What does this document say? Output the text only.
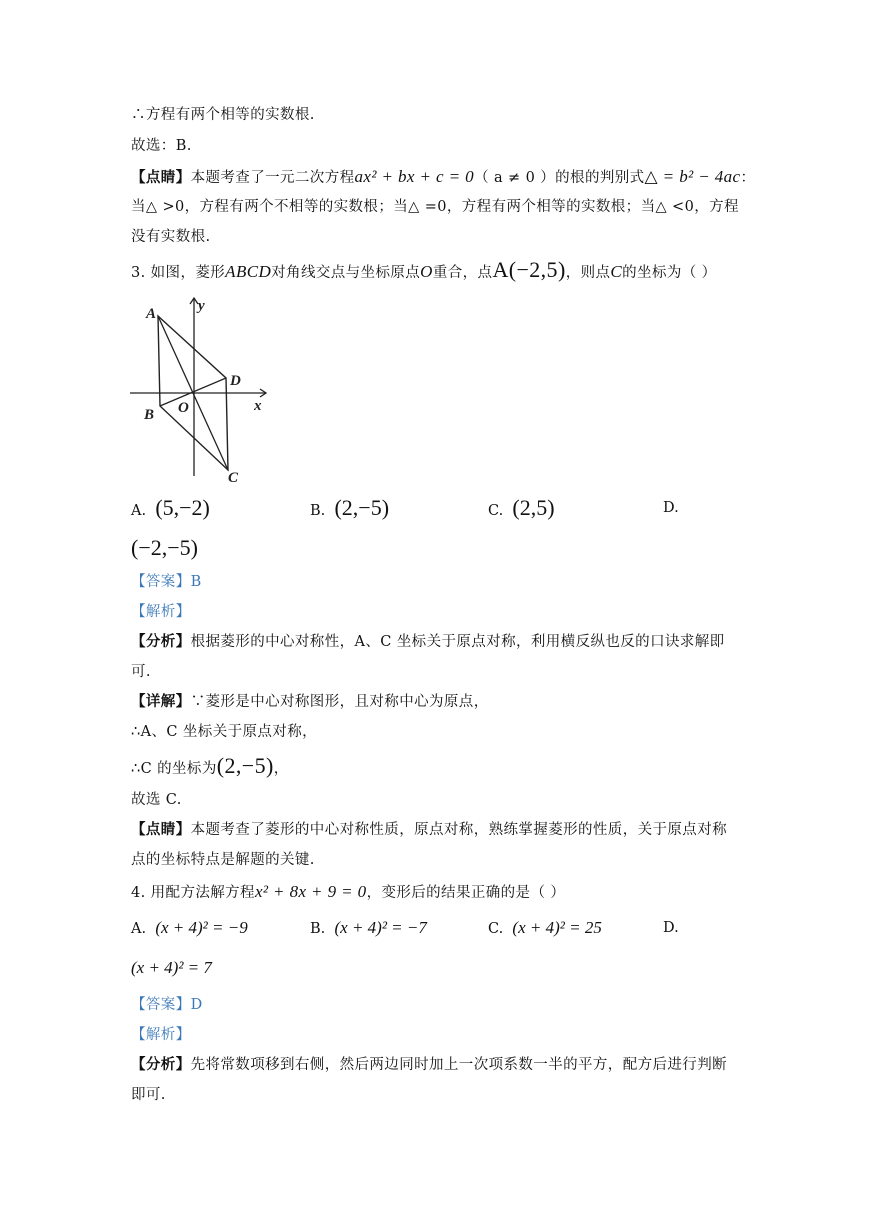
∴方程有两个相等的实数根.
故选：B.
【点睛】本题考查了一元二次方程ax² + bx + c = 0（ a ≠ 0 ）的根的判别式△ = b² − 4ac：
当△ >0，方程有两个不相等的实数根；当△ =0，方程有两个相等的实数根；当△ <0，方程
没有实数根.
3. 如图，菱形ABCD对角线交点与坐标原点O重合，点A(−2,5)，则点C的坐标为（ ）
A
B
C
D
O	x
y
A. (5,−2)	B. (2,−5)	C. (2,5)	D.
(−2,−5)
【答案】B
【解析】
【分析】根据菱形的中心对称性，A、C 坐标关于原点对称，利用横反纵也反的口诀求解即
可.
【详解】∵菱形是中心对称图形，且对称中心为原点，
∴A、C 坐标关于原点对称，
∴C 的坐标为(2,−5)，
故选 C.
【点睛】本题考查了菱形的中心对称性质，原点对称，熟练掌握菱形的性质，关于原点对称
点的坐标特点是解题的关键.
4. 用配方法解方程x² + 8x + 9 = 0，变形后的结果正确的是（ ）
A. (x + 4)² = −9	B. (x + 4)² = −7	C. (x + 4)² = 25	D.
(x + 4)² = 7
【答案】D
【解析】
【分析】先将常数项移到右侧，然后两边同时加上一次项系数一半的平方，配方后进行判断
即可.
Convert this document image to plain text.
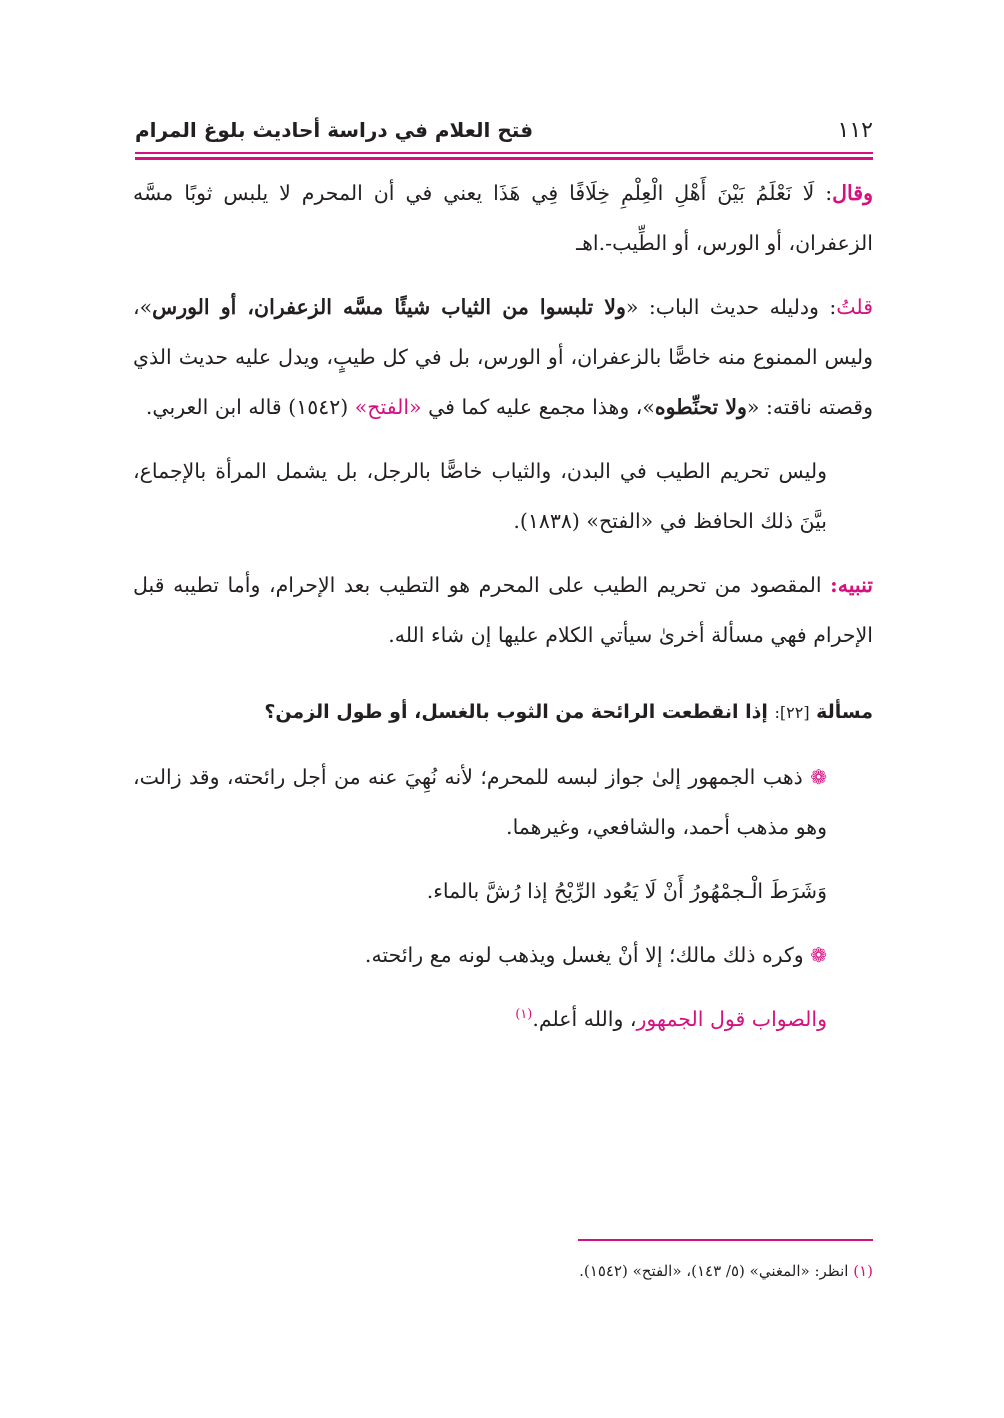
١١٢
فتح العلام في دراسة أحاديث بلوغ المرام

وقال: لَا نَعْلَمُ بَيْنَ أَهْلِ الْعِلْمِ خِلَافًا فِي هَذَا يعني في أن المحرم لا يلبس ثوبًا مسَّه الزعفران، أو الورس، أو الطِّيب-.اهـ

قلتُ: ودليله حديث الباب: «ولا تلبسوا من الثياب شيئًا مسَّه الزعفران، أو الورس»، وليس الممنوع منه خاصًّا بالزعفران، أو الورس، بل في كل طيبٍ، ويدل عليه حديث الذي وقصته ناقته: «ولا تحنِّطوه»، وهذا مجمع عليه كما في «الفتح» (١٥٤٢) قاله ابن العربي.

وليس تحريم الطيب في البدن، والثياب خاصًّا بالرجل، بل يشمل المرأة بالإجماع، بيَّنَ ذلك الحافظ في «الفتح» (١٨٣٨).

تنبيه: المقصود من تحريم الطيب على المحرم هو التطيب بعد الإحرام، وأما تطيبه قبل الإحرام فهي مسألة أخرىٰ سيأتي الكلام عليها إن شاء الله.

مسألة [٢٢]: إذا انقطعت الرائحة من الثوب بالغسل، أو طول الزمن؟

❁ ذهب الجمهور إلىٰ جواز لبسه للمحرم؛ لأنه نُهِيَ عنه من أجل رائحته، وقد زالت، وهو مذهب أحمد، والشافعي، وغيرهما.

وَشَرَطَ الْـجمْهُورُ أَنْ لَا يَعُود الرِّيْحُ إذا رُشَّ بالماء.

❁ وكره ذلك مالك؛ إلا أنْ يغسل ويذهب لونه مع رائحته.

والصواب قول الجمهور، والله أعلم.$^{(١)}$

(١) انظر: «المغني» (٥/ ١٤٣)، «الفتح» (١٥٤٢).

● EXERCISE INSTRUCTIONS: Copy every line that includes the string "الجمهور" from the material above.

● RESPONSE TO THE EXERCISE:
❁ ذهب الجمهور إلىٰ جواز لبسه للمحرم؛ لأنه نُهِيَ عنه من أجل رائحته، وقد زالت، وهو مذهب أحمد، والشافعي، وغيرهما.
والصواب قول الجمهور، والله أعلم.$^{(١)}$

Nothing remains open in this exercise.